**SHORT EXERCISE**
Copy out, from the entries below, each line holding the string "this".

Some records
>> begin

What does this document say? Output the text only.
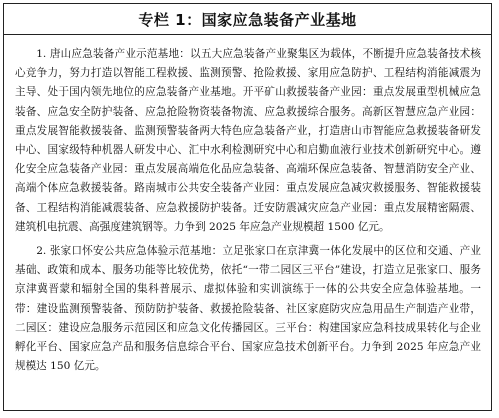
专栏 1：国家应急装备产业基地

1. 唐山应急装备产业示范基地：以五大应急装备产业聚集区为载体，不断提升应急装备技术核心竞争力，努力打造以智能工程救援、监测预警、抢险救援、家用应急防护、工程结构消能减震为主导、处于国内领先地位的应急装备产业基地。开平矿山救援装备产业园：重点发展重型机械应急装备、应急安全防护装备、应急抢险物资装备物流、应急救援综合服务。高新区智慧应急产业园：重点发展智能救援装备、监测预警装备两大特色应急装备产业，打造唐山市智能应急救援装备研发中心、国家级特种机器人研发中心、汇中水利检测研究中心和启勤血液行业技术创新研究中心。遵化安全应急装备产业园：重点发展高端危化品应急装备、高端环保应急装备、智慧消防安全产业、高端个体应急救援装备。路南城市公共安全装备产业园：重点发展应急减灾救援服务、智能救援装备、工程结构消能减震装备、应急救援防护装备。迁安防震减灾应急产业园：重点发展精密隔震、建筑机电抗震、高强度建筑钢等。力争到 2025 年应急产业规模超 1500 亿元。

2. 张家口怀安公共应急体验示范基地：立足张家口在京津冀一体化发展中的区位和交通、产业基础、政策和成本、服务功能等比较优势，依托“一带二园区三平台”建设，打造立足张家口、服务京津冀晋蒙和辐射全国的集科普展示、虚拟体验和实训演练于一体的公共安全应急体验基地。一带：建设监测预警装备、预防防护装备、救援抢险装备、社区家庭防灾应急用品生产制造产业带，二园区：建设应急服务示范园区和应急文化传播园区。三平台：构建国家应急科技成果转化与企业孵化平台、国家应急产品和服务信息综合平台、国家应急技术创新平台。力争到 2025 年应急产业规模达 150 亿元。
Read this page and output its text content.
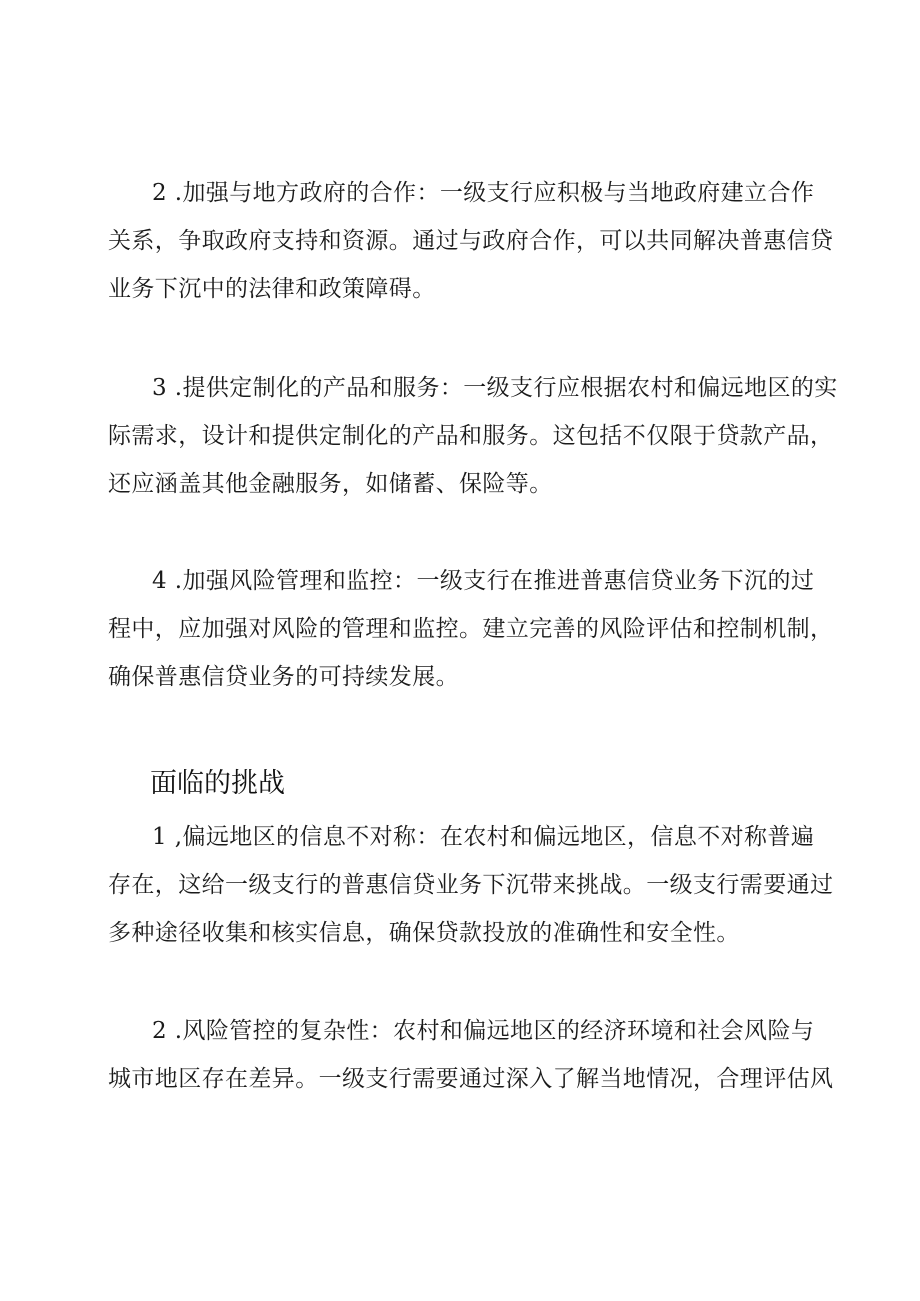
2 .加强与地方政府的合作：一级支行应积极与当地政府建立合作
关系，争取政府支持和资源。通过与政府合作，可以共同解决普惠信贷
业务下沉中的法律和政策障碍。

3 .提供定制化的产品和服务：一级支行应根据农村和偏远地区的实
际需求，设计和提供定制化的产品和服务。这包括不仅限于贷款产品，
还应涵盖其他金融服务，如储蓄、保险等。

4 .加强风险管理和监控：一级支行在推进普惠信贷业务下沉的过
程中，应加强对风险的管理和监控。建立完善的风险评估和控制机制，
确保普惠信贷业务的可持续发展。

面临的挑战

1 ,偏远地区的信息不对称：在农村和偏远地区，信息不对称普遍
存在，这给一级支行的普惠信贷业务下沉带来挑战。一级支行需要通过
多种途径收集和核实信息，确保贷款投放的准确性和安全性。

2 .风险管控的复杂性：农村和偏远地区的经济环境和社会风险与
城市地区存在差异。一级支行需要通过深入了解当地情况，合理评估风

>> end

**FINISHED TASK**
What does this document say? Output the text only.
Read this page and output its text content.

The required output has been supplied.